++++ Provided information ++++
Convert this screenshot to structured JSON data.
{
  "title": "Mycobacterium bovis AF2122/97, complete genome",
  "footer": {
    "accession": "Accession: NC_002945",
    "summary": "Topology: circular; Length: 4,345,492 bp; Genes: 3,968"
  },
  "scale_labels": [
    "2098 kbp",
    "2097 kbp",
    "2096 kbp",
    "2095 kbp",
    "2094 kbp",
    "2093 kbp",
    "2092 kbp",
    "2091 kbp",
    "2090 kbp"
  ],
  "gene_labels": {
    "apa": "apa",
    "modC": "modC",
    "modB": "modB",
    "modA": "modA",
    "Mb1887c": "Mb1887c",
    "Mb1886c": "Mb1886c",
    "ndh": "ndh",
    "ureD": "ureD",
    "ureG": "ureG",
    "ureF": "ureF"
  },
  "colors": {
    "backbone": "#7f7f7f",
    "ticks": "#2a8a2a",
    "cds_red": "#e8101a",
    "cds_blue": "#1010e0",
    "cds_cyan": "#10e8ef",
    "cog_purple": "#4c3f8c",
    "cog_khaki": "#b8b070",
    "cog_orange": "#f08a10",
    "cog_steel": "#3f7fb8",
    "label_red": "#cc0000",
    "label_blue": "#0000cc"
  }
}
++++
++++ Provided information ++++
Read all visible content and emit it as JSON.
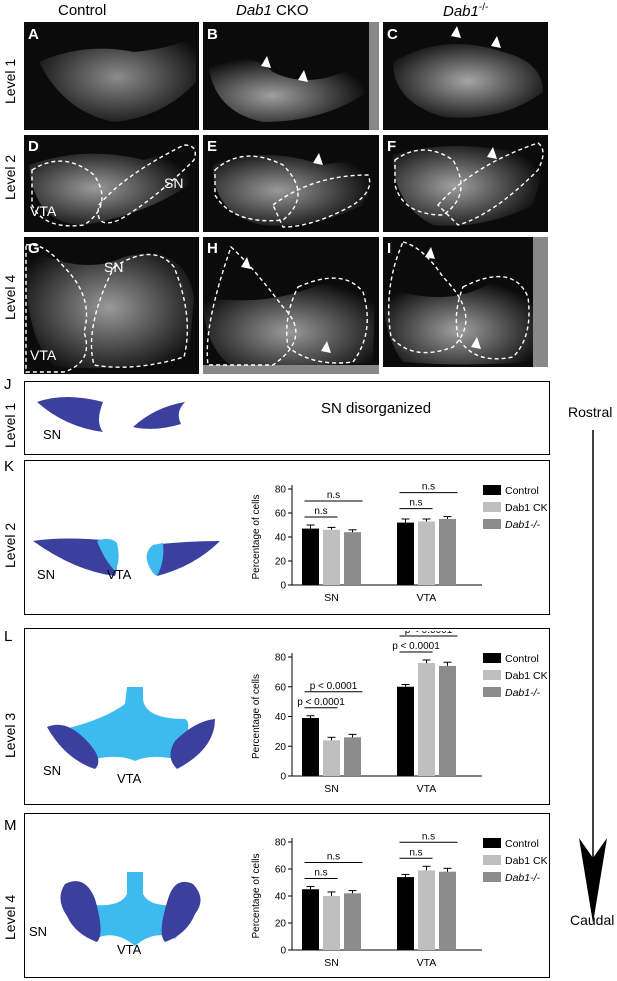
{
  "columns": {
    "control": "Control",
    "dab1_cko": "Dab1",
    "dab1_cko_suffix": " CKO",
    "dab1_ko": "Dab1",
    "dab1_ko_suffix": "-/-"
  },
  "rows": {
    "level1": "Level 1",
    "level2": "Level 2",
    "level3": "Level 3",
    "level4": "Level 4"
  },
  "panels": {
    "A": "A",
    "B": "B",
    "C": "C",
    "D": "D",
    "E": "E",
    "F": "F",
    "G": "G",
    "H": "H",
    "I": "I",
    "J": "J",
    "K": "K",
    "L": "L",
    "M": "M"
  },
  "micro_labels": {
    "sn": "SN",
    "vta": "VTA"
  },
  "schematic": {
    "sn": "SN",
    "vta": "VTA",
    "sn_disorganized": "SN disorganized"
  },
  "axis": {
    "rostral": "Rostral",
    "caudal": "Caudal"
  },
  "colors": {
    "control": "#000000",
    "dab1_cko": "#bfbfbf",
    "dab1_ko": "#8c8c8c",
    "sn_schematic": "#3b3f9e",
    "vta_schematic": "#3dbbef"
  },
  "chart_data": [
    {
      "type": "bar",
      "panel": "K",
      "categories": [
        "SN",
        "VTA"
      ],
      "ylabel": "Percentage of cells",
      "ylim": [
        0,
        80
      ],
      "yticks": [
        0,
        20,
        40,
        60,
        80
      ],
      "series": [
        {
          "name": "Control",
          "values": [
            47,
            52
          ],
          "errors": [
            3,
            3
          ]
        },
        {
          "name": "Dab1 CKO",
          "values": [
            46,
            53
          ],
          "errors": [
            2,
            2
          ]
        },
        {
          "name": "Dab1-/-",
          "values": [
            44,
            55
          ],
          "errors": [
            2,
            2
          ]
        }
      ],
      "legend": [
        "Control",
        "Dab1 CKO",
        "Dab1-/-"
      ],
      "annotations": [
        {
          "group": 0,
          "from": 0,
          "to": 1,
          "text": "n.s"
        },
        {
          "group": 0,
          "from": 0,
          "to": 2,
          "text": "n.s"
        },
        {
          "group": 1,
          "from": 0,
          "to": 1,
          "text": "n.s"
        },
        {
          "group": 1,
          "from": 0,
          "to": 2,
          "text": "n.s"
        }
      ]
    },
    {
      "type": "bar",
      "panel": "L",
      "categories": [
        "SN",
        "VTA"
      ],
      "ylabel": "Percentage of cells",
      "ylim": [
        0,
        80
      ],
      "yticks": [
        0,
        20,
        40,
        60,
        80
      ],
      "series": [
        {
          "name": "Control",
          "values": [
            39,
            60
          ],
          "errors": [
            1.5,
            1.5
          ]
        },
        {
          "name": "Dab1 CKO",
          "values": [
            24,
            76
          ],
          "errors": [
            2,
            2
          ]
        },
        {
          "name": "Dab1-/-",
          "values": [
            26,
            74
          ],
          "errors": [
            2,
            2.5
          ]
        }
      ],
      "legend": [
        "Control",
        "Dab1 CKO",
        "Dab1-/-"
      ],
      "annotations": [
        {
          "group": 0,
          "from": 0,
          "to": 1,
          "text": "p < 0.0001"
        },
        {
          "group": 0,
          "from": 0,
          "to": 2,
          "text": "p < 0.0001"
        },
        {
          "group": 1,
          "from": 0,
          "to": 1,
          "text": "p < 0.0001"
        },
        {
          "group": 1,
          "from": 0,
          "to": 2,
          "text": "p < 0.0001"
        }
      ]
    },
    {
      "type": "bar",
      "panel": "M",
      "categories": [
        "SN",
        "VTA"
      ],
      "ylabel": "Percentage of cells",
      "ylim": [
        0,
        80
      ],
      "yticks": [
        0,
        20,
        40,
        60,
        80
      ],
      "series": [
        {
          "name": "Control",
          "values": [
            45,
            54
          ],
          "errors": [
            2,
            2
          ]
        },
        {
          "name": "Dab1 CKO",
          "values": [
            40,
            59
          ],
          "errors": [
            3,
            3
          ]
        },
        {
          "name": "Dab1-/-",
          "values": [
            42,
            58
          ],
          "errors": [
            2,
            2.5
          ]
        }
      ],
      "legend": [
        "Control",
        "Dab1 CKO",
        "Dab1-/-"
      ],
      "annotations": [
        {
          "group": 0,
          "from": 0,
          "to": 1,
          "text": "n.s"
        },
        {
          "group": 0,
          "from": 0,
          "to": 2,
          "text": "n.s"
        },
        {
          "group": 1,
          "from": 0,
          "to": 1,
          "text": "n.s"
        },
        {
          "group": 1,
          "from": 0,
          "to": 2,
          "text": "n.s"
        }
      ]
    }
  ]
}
++++
*Try it*: From the data above, report how many lines include the string "Level". The number alone will do.

*Response to this task*: 4